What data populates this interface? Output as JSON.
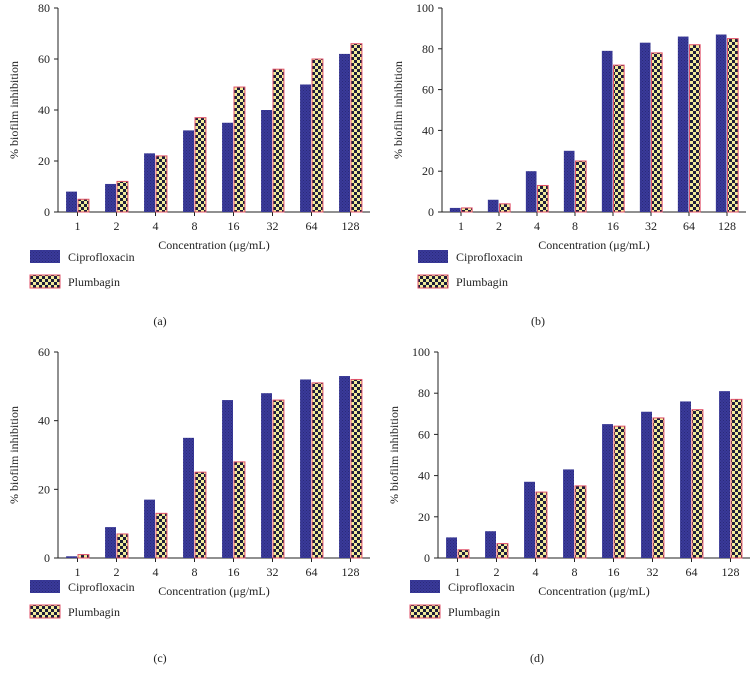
{
  "chart_data": [
    {
      "id": "a",
      "type": "bar",
      "panel_label": "(a)",
      "xlabel": "Concentration (μg/mL)",
      "ylabel": "% biofilm inhibition",
      "categories": [
        "1",
        "2",
        "4",
        "8",
        "16",
        "32",
        "64",
        "128"
      ],
      "ylim": [
        0,
        80
      ],
      "yticks": [
        0,
        20,
        40,
        60,
        80
      ],
      "series": [
        {
          "name": "Ciprofloxacin",
          "values": [
            8,
            11,
            23,
            32,
            35,
            40,
            50,
            62
          ]
        },
        {
          "name": "Plumbagin",
          "values": [
            5,
            12,
            22,
            37,
            49,
            56,
            60,
            66
          ]
        }
      ],
      "legend": [
        "Ciprofloxacin",
        "Plumbagin"
      ]
    },
    {
      "id": "b",
      "type": "bar",
      "panel_label": "(b)",
      "xlabel": "Concentration (μg/mL)",
      "ylabel": "% biofilm inhibition",
      "categories": [
        "1",
        "2",
        "4",
        "8",
        "16",
        "32",
        "64",
        "128"
      ],
      "ylim": [
        0,
        100
      ],
      "yticks": [
        0,
        20,
        40,
        60,
        80,
        100
      ],
      "series": [
        {
          "name": "Ciprofloxacin",
          "values": [
            2,
            6,
            20,
            30,
            79,
            83,
            86,
            87
          ]
        },
        {
          "name": "Plumbagin",
          "values": [
            2,
            4,
            13,
            25,
            72,
            78,
            82,
            85
          ]
        }
      ],
      "legend": [
        "Ciprofloxacin",
        "Plumbagin"
      ]
    },
    {
      "id": "c",
      "type": "bar",
      "panel_label": "(c)",
      "xlabel": "Concentration (μg/mL)",
      "ylabel": "% biofilm inhibition",
      "categories": [
        "1",
        "2",
        "4",
        "8",
        "16",
        "32",
        "64",
        "128"
      ],
      "ylim": [
        0,
        60
      ],
      "yticks": [
        0,
        20,
        40,
        60
      ],
      "series": [
        {
          "name": "Ciprofloxacin",
          "values": [
            0.5,
            9,
            17,
            35,
            46,
            48,
            52,
            53
          ]
        },
        {
          "name": "Plumbagin",
          "values": [
            1,
            7,
            13,
            25,
            28,
            46,
            51,
            52
          ]
        }
      ],
      "legend": [
        "Ciprofloxacin",
        "Plumbagin"
      ]
    },
    {
      "id": "d",
      "type": "bar",
      "panel_label": "(d)",
      "xlabel": "Concentration (μg/mL)",
      "ylabel": "% biofilm inhibition",
      "categories": [
        "1",
        "2",
        "4",
        "8",
        "16",
        "32",
        "64",
        "128"
      ],
      "ylim": [
        0,
        100
      ],
      "yticks": [
        0,
        20,
        40,
        60,
        80,
        100
      ],
      "series": [
        {
          "name": "Ciprofloxacin",
          "values": [
            10,
            13,
            37,
            43,
            65,
            71,
            76,
            81
          ]
        },
        {
          "name": "Plumbagin",
          "values": [
            4,
            7,
            32,
            35,
            64,
            68,
            72,
            77
          ]
        }
      ],
      "legend": [
        "Ciprofloxacin",
        "Plumbagin"
      ]
    }
  ],
  "colors": {
    "ciprofloxacin_fill": "#3a3a9a",
    "ciprofloxacin_dark": "#2a2a78",
    "plumbagin_yellow": "#f2ec9a",
    "plumbagin_dark": "#1e1e3a",
    "plumbagin_border": "#e0526a",
    "axis": "#222222"
  }
}
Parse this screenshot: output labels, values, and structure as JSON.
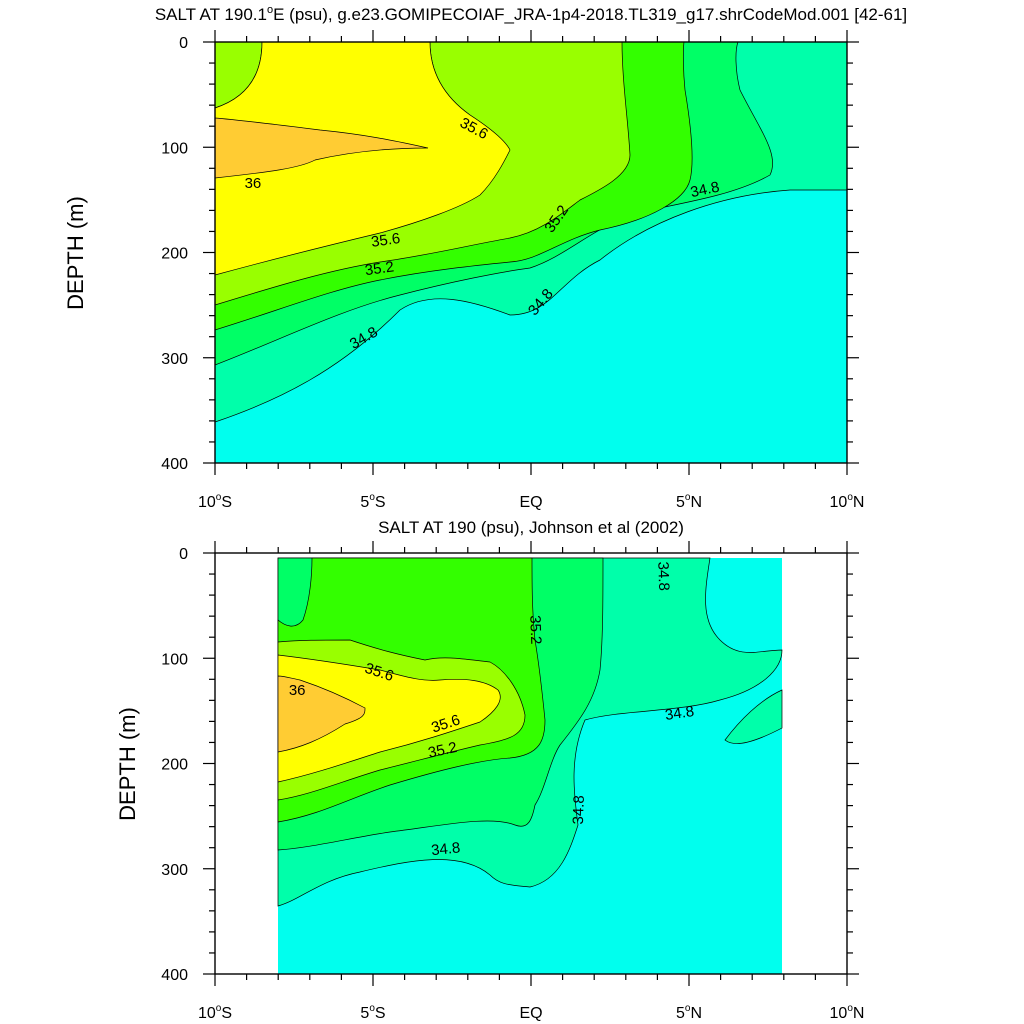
{
  "chart_data": [
    {
      "type": "contour",
      "title_parts": [
        "SALT AT 190.1",
        "o",
        "E (psu), g.e23.GOMIPECOIAF_JRA-1p4-2018.TL319_g17.shrCodeMod.001 [42-61]"
      ],
      "ylabel": "DEPTH (m)",
      "xlim": [
        -10,
        10
      ],
      "ylim": [
        400,
        0
      ],
      "x_ticks": [
        {
          "value": -10,
          "num": "10",
          "deg": "o",
          "hemi": "S"
        },
        {
          "value": -5,
          "num": "5",
          "deg": "o",
          "hemi": "S"
        },
        {
          "value": 0,
          "num": "EQ",
          "deg": "",
          "hemi": ""
        },
        {
          "value": 5,
          "num": "5",
          "deg": "o",
          "hemi": "N"
        },
        {
          "value": 10,
          "num": "10",
          "deg": "o",
          "hemi": "N"
        }
      ],
      "y_ticks": [
        "0",
        "100",
        "200",
        "300",
        "400"
      ],
      "contour_labels": [
        {
          "text": "36",
          "x": -8.8,
          "y": 134,
          "angle": 0
        },
        {
          "text": "35.6",
          "x": -1.8,
          "y": 82,
          "angle": 28
        },
        {
          "text": "35.6",
          "x": -4.6,
          "y": 188,
          "angle": -8
        },
        {
          "text": "35.2",
          "x": -4.8,
          "y": 215,
          "angle": -8
        },
        {
          "text": "35.2",
          "x": 0.8,
          "y": 168,
          "angle": -55
        },
        {
          "text": "34.8",
          "x": 0.3,
          "y": 247,
          "angle": -50
        },
        {
          "text": "34.8",
          "x": -5.3,
          "y": 281,
          "angle": -30
        },
        {
          "text": "34.8",
          "x": 5.5,
          "y": 140,
          "angle": -12
        }
      ],
      "colors": {
        "above_36": "#FFCC33",
        "35.6_36": "#FFFF00",
        "35.4_35.6": "#99FF00",
        "35.2_35.4": "#33FF00",
        "35.0_35.2": "#00FF66",
        "34.8_35.0": "#00FFAA",
        "below_34.8": "#00FFEE"
      }
    },
    {
      "type": "contour",
      "title_parts": [
        "SALT AT 190 (psu), Johnson et al (2002)"
      ],
      "ylabel": "DEPTH (m)",
      "xlim": [
        -10,
        10
      ],
      "ylim": [
        400,
        0
      ],
      "x_ticks": [
        {
          "value": -10,
          "num": "10",
          "deg": "o",
          "hemi": "S"
        },
        {
          "value": -5,
          "num": "5",
          "deg": "o",
          "hemi": "S"
        },
        {
          "value": 0,
          "num": "EQ",
          "deg": "",
          "hemi": ""
        },
        {
          "value": 5,
          "num": "5",
          "deg": "o",
          "hemi": "N"
        },
        {
          "value": 10,
          "num": "10",
          "deg": "o",
          "hemi": "N"
        }
      ],
      "y_ticks": [
        "0",
        "100",
        "200",
        "300",
        "400"
      ],
      "contour_labels": [
        {
          "text": "36",
          "x": -7.4,
          "y": 130,
          "angle": 0
        },
        {
          "text": "35.6",
          "x": -4.8,
          "y": 113,
          "angle": 18
        },
        {
          "text": "35.6",
          "x": -2.7,
          "y": 162,
          "angle": -18
        },
        {
          "text": "35.2",
          "x": -2.8,
          "y": 187,
          "angle": -12
        },
        {
          "text": "35.2",
          "x": 0.15,
          "y": 73,
          "angle": 88
        },
        {
          "text": "34.8",
          "x": 4.2,
          "y": 22,
          "angle": 88
        },
        {
          "text": "34.8",
          "x": 4.7,
          "y": 152,
          "angle": -8
        },
        {
          "text": "34.8",
          "x": 1.5,
          "y": 244,
          "angle": -88
        },
        {
          "text": "34.8",
          "x": -2.7,
          "y": 281,
          "angle": -6
        }
      ],
      "colors": {
        "above_36": "#FFCC33",
        "35.6_36": "#FFFF00",
        "35.4_35.6": "#99FF00",
        "35.2_35.4": "#33FF00",
        "35.0_35.2": "#00FF66",
        "34.8_35.0": "#00FFAA",
        "below_34.8": "#00FFEE"
      }
    }
  ]
}
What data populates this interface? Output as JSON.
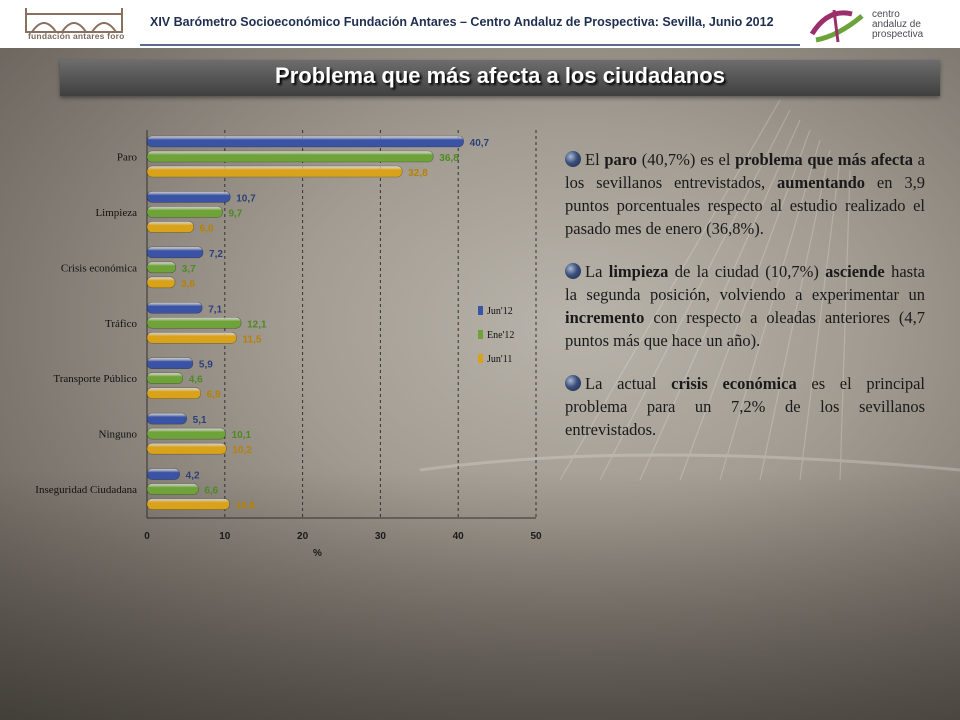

====================

● **Directions for this task**: Transcribe every line from the records above without alteration, and leave out the images.

● **Output below**:
What data populates this interface? Output as JSON.
{
  "chart_data": [
    {
      "id": "a",
      "type": "bar",
      "panel_label": "(a)",
      "xlabel": "Concentration (μg/mL)",
      "ylabel": "% biofilm inhibition",
      "categories": [
        "1",
        "2",
        "4",
        "8",
        "16",
        "32",
        "64",
        "128"
      ],
      "ylim": [
        0,
        80
      ],
      "yticks": [
        0,
        20,
        40,
        60,
        80
      ],
      "series": [
        {
          "name": "Ciprofloxacin",
          "values": [
            8,
            11,
            23,
            32,
            35,
            40,
            50,
            62
          ]
        },
        {
          "name": "Plumbagin",
          "values": [
            5,
            12,
            22,
            37,
            49,
            56,
            60,
            66
          ]
        }
      ],
      "legend": [
        "Ciprofloxacin",
        "Plumbagin"
      ]
    },
    {
      "id": "b",
      "type": "bar",
      "panel_label": "(b)",
      "xlabel": "Concentration (μg/mL)",
      "ylabel": "% biofilm inhibition",
      "categories": [
        "1",
        "2",
        "4",
        "8",
        "16",
        "32",
        "64",
        "128"
      ],
      "ylim": [
        0,
        100
      ],
      "yticks": [
        0,
        20,
        40,
        60,
        80,
        100
      ],
      "series": [
        {
          "name": "Ciprofloxacin",
          "values": [
            2,
            6,
            20,
            30,
            79,
            83,
            86,
            87
          ]
        },
        {
          "name": "Plumbagin",
          "values": [
            2,
            4,
            13,
            25,
            72,
            78,
            82,
            85
          ]
        }
      ],
      "legend": [
        "Ciprofloxacin",
        "Plumbagin"
      ]
    },
    {
      "id": "c",
      "type": "bar",
      "panel_label": "(c)",
      "xlabel": "Concentration (μg/mL)",
      "ylabel": "% biofilm inhibition",
      "categories": [
        "1",
        "2",
        "4",
        "8",
        "16",
        "32",
        "64",
        "128"
      ],
      "ylim": [
        0,
        60
      ],
      "yticks": [
        0,
        20,
        40,
        60
      ],
      "series": [
        {
          "name": "Ciprofloxacin",
          "values": [
            0.5,
            9,
            17,
            35,
            46,
            48,
            52,
            53
          ]
        },
        {
          "name": "Plumbagin",
          "values": [
            1,
            7,
            13,
            25,
            28,
            46,
            51,
            52
          ]
        }
      ],
      "legend": [
        "Ciprofloxacin",
        "Plumbagin"
      ]
    },
    {
      "id": "d",
      "type": "bar",
      "panel_label": "(d)",
      "xlabel": "Concentration (μg/mL)",
      "ylabel": "% biofilm inhibition",
      "categories": [
        "1",
        "2",
        "4",
        "8",
        "16",
        "32",
        "64",
        "128"
      ],
      "ylim": [
        0,
        100
      ],
      "yticks": [
        0,
        20,
        40,
        60,
        80,
        100
      ],
      "series": [
        {
          "name": "Ciprofloxacin",
          "values": [
            10,
            13,
            37,
            43,
            65,
            71,
            76,
            81
          ]
        },
        {
          "name": "Plumbagin",
          "values": [
            4,
            7,
            32,
            35,
            64,
            68,
            72,
            77
          ]
        }
      ],
      "legend": [
        "Ciprofloxacin",
        "Plumbagin"
      ]
    }
  ],
  "colors": {
    "ciprofloxacin_fill": "#3a3a9a",
    "ciprofloxacin_dark": "#2a2a78",
    "plumbagin_yellow": "#f2ec9a",
    "plumbagin_dark": "#1e1e3a",
    "plumbagin_border": "#e0526a",
    "axis": "#222222"
  }
}
Parse this screenshot: output labels, values, and structure as JSON.
{
  "chart_data": [
    {
      "type": "contour",
      "title_parts": [
        "SALT AT 190.1",
        "o",
        "E (psu), g.e23.GOMIPECOIAF_JRA-1p4-2018.TL319_g17.shrCodeMod.001 [42-61]"
      ],
      "ylabel": "DEPTH (m)",
      "xlim": [
        -10,
        10
      ],
      "ylim": [
        400,
        0
      ],
      "x_ticks": [
        {
          "value": -10,
          "num": "10",
          "deg": "o",
          "hemi": "S"
        },
        {
          "value": -5,
          "num": "5",
          "deg": "o",
          "hemi": "S"
        },
        {
          "value": 0,
          "num": "EQ",
          "deg": "",
          "hemi": ""
        },
        {
          "value": 5,
          "num": "5",
          "deg": "o",
          "hemi": "N"
        },
        {
          "value": 10,
          "num": "10",
          "deg": "o",
          "hemi": "N"
        }
      ],
      "y_ticks": [
        "0",
        "100",
        "200",
        "300",
        "400"
      ],
      "contour_labels": [
        {
          "text": "36",
          "x": -8.8,
          "y": 134,
          "angle": 0
        },
        {
          "text": "35.6",
          "x": -1.8,
          "y": 82,
          "angle": 28
        },
        {
          "text": "35.6",
          "x": -4.6,
          "y": 188,
          "angle": -8
        },
        {
          "text": "35.2",
          "x": -4.8,
          "y": 215,
          "angle": -8
        },
        {
          "text": "35.2",
          "x": 0.8,
          "y": 168,
          "angle": -55
        },
        {
          "text": "34.8",
          "x": 0.3,
          "y": 247,
          "angle": -50
        },
        {
          "text": "34.8",
          "x": -5.3,
          "y": 281,
          "angle": -30
        },
        {
          "text": "34.8",
          "x": 5.5,
          "y": 140,
          "angle": -12
        }
      ],
      "colors": {
        "above_36": "#FFCC33",
        "35.6_36": "#FFFF00",
        "35.4_35.6": "#99FF00",
        "35.2_35.4": "#33FF00",
        "35.0_35.2": "#00FF66",
        "34.8_35.0": "#00FFAA",
        "below_34.8": "#00FFEE"
      }
    },
    {
      "type": "contour",
      "title_parts": [
        "SALT AT 190 (psu), Johnson et al (2002)"
      ],
      "ylabel": "DEPTH (m)",
      "xlim": [
        -10,
        10
      ],
      "ylim": [
        400,
        0
      ],
      "x_ticks": [
        {
          "value": -10,
          "num": "10",
          "deg": "o",
          "hemi": "S"
        },
        {
          "value": -5,
          "num": "5",
          "deg": "o",
          "hemi": "S"
        },
        {
          "value": 0,
          "num": "EQ",
          "deg": "",
          "hemi": ""
        },
        {
          "value": 5,
          "num": "5",
          "deg": "o",
          "hemi": "N"
        },
        {
          "value": 10,
          "num": "10",
          "deg": "o",
          "hemi": "N"
        }
      ],
      "y_ticks": [
        "0",
        "100",
        "200",
        "300",
        "400"
      ],
      "contour_labels": [
        {
          "text": "36",
          "x": -7.4,
          "y": 130,
          "angle": 0
        },
        {
          "text": "35.6",
          "x": -4.8,
          "y": 113,
          "angle": 18
        },
        {
          "text": "35.6",
          "x": -2.7,
          "y": 162,
          "angle": -18
        },
        {
          "text": "35.2",
          "x": -2.8,
          "y": 187,
          "angle": -12
        },
        {
          "text": "35.2",
          "x": 0.15,
          "y": 73,
          "angle": 88
        },
        {
          "text": "34.8",
          "x": 4.2,
          "y": 22,
          "angle": 88
        },
        {
          "text": "34.8",
          "x": 4.7,
          "y": 152,
          "angle": -8
        },
        {
          "text": "34.8",
          "x": 1.5,
          "y": 244,
          "angle": -88
        },
        {
          "text": "34.8",
          "x": -2.7,
          "y": 281,
          "angle": -6
        }
      ],
      "colors": {
        "above_36": "#FFCC33",
        "35.6_36": "#FFFF00",
        "35.4_35.6": "#99FF00",
        "35.2_35.4": "#33FF00",
        "35.0_35.2": "#00FF66",
        "34.8_35.0": "#00FFAA",
        "below_34.8": "#00FFEE"
      }
    }
  ]
}
What data populates this interface? Output as JSON.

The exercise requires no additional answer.